▸ Task to complete
Locate the string "type" in the records below. Copy every line where it occurs.
— Start —
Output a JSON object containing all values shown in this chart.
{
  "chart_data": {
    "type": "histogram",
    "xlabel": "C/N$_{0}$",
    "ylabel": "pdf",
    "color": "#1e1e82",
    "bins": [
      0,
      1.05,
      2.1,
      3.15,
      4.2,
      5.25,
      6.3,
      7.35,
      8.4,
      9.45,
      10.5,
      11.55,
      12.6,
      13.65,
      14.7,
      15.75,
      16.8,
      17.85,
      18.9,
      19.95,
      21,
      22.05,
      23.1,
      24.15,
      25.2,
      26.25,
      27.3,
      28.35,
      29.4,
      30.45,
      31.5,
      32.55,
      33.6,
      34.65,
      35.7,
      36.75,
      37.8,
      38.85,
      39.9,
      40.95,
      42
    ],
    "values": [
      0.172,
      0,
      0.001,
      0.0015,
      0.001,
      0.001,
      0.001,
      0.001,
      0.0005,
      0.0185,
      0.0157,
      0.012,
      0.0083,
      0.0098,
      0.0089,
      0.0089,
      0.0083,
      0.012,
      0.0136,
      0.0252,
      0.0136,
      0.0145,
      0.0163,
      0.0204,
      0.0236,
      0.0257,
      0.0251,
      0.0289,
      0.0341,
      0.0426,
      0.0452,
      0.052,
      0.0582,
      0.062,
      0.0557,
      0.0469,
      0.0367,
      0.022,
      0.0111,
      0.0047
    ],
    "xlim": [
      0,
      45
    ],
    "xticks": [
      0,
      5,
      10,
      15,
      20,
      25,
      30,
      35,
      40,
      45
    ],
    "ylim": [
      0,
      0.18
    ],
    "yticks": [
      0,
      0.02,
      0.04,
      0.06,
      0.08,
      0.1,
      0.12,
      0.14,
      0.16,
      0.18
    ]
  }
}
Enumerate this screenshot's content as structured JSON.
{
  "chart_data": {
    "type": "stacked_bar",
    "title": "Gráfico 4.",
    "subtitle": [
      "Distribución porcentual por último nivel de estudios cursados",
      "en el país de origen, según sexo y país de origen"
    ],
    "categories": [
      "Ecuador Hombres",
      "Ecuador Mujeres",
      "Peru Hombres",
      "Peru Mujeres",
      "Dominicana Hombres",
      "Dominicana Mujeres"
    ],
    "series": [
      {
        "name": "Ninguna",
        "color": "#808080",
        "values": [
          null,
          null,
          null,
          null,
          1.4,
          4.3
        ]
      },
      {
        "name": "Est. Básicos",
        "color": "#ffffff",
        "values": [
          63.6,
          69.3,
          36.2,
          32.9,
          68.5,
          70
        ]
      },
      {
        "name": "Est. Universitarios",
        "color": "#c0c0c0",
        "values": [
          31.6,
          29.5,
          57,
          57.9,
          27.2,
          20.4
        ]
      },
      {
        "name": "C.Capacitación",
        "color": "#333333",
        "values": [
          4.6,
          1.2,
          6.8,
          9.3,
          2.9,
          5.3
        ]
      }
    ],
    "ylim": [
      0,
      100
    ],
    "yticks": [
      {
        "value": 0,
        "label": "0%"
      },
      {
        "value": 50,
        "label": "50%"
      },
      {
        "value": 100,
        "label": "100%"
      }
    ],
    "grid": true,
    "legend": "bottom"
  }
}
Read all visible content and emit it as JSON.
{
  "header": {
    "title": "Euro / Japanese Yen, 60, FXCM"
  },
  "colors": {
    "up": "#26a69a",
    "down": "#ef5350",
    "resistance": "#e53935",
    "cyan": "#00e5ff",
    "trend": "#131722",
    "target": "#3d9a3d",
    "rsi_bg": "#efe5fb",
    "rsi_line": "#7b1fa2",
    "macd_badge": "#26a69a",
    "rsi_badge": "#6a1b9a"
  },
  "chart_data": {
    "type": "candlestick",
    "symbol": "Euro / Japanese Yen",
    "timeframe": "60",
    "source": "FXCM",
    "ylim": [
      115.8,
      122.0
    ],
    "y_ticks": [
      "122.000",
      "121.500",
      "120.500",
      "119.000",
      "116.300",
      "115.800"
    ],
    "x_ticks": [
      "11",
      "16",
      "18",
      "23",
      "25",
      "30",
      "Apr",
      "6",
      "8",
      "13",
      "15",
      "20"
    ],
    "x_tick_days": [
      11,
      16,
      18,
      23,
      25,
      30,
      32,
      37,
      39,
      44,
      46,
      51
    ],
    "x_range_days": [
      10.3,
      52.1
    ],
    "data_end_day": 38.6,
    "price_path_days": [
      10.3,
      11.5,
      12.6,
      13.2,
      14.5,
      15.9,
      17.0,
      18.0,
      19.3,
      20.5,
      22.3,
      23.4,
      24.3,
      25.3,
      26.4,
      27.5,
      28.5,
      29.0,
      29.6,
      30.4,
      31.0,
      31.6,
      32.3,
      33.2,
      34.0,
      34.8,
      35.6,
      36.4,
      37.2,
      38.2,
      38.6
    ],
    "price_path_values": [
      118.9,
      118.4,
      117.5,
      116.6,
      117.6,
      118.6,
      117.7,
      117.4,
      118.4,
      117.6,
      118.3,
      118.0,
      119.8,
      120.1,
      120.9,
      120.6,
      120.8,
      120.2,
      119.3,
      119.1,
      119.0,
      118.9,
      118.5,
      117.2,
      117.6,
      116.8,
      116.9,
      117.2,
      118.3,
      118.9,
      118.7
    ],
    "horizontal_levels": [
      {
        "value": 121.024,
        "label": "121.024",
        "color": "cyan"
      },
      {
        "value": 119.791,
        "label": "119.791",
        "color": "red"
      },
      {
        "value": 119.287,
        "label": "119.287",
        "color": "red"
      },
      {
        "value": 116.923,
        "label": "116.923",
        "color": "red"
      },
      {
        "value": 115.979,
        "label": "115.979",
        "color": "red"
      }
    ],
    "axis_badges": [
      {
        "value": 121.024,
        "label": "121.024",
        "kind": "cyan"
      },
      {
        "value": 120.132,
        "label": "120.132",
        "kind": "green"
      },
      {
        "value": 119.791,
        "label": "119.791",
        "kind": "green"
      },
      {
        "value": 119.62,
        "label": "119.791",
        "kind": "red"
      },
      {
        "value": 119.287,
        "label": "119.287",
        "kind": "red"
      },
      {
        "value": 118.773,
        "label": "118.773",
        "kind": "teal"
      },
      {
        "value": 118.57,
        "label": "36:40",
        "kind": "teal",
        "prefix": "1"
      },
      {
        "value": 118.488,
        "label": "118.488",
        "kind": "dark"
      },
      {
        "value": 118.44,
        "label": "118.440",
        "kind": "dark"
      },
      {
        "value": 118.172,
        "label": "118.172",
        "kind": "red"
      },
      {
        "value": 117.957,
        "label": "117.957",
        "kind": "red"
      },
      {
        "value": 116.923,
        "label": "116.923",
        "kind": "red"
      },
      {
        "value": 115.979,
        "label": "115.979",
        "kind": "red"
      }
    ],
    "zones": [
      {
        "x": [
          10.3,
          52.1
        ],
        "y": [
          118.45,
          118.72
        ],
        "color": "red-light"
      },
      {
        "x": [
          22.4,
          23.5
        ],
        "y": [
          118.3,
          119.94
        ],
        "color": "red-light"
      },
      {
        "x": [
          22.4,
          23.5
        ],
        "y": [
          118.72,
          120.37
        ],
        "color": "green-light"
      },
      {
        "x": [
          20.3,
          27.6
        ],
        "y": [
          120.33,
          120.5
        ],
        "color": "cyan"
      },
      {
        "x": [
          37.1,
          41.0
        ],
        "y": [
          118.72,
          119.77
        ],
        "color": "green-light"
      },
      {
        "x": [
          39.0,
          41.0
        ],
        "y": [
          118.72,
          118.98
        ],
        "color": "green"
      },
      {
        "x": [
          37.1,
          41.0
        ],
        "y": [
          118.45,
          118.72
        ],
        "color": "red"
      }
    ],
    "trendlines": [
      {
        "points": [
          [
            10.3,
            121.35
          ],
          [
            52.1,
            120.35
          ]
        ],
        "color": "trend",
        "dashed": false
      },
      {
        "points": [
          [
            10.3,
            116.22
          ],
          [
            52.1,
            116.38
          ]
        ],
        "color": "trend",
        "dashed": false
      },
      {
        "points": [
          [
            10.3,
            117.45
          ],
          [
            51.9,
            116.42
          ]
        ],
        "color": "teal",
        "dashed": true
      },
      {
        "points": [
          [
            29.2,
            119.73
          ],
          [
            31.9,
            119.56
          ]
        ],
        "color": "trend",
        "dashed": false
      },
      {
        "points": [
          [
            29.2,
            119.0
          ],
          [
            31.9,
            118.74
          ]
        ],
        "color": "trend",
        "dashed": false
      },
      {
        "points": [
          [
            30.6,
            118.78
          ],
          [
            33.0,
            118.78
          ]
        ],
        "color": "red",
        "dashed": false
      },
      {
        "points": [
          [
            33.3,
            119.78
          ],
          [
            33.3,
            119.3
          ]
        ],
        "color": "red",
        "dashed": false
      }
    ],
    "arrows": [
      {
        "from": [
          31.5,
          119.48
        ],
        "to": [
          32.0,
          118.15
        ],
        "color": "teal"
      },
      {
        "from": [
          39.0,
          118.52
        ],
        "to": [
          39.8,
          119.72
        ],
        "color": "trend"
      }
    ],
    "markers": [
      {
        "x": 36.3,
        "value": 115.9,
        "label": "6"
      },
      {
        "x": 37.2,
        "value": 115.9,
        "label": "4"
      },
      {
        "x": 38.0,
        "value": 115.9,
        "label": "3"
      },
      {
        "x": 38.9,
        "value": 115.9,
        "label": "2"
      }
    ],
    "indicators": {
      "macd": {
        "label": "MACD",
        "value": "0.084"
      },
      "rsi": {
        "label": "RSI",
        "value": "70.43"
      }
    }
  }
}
— End —
▸ Exercise output
    "type": "histogram",
    "type": "stacked_bar",
    "type": "candlestick",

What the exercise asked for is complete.